SET TASK - Give the number of lines in this listing that contain the word "Cases", and nothing else.

DATA -
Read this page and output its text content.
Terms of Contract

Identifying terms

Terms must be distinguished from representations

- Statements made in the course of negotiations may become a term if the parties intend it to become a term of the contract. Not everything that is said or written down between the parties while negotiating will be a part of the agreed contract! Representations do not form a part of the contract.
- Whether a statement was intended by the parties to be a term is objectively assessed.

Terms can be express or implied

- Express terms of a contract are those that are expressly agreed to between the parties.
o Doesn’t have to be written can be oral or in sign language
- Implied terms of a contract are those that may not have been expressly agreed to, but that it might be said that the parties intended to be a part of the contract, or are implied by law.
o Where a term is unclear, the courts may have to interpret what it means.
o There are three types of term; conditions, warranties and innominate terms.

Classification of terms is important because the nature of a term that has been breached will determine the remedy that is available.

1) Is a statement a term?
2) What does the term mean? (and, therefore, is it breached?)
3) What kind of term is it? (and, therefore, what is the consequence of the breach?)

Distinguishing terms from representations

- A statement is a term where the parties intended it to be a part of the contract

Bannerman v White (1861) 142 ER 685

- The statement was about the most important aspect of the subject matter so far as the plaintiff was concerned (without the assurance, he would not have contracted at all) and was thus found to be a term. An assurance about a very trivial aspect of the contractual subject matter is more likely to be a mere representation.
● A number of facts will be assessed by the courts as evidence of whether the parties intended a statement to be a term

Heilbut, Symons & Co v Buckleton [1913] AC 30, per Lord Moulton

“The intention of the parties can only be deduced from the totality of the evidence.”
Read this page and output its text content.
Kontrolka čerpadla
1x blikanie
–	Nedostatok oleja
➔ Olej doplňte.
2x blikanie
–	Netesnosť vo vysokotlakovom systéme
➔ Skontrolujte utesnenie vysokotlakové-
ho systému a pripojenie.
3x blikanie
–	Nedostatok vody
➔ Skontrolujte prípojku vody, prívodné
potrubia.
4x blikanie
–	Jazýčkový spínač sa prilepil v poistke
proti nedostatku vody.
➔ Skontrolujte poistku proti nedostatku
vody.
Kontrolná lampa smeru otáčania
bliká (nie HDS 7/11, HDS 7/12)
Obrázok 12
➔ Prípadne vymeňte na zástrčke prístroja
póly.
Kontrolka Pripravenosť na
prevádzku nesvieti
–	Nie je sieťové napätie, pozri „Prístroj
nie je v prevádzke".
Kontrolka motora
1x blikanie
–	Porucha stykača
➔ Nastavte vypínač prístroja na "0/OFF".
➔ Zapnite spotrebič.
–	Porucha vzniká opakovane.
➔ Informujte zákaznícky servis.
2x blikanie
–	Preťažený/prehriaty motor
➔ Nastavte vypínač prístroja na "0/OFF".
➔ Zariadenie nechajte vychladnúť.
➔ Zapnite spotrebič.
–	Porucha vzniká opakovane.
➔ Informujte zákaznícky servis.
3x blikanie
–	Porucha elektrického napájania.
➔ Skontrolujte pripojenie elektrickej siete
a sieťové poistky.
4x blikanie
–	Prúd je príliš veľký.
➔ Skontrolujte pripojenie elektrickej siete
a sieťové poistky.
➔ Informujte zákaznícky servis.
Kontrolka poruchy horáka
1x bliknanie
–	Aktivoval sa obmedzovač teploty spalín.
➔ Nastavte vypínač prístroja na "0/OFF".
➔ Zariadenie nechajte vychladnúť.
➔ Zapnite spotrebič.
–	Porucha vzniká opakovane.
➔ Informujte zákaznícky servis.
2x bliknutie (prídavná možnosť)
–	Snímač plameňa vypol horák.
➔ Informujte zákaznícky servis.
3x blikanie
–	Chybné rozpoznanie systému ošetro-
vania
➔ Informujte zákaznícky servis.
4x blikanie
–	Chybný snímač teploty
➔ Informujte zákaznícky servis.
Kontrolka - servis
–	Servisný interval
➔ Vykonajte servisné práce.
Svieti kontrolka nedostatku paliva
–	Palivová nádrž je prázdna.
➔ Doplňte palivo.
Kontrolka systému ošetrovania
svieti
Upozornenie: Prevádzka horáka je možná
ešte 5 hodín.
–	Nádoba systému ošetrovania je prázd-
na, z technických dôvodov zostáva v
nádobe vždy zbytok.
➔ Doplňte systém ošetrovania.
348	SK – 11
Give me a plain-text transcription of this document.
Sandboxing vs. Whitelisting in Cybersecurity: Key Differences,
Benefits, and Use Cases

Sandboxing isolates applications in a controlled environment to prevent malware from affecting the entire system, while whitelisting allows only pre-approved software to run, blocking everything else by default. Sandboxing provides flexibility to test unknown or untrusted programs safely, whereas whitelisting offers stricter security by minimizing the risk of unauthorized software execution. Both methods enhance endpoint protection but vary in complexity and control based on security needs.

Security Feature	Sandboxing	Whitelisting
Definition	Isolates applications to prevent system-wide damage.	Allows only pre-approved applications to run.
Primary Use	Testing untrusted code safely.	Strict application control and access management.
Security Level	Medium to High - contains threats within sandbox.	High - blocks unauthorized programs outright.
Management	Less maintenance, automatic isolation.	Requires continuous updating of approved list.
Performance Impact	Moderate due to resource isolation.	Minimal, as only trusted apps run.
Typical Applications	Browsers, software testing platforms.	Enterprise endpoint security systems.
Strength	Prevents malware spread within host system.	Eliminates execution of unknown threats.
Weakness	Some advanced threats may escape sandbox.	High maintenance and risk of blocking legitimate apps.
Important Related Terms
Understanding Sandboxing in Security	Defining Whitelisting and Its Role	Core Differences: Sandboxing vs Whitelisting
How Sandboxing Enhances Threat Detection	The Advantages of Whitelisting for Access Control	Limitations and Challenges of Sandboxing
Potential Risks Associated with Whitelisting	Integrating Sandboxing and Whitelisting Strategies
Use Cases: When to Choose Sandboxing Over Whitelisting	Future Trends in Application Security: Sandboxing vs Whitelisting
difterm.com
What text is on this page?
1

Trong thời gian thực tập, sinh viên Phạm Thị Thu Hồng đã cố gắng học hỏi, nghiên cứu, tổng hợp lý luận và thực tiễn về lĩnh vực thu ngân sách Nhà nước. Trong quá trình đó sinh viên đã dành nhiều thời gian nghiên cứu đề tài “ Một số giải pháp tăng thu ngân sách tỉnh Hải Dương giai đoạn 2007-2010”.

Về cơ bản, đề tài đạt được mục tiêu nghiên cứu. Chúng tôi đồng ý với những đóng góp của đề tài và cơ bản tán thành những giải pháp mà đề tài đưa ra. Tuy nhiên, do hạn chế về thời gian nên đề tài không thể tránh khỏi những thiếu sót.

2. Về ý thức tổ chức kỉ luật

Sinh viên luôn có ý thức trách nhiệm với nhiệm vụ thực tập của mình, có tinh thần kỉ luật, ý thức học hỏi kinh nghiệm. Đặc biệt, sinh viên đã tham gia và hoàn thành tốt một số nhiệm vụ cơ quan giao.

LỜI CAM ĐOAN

TASK SOLUTION - 2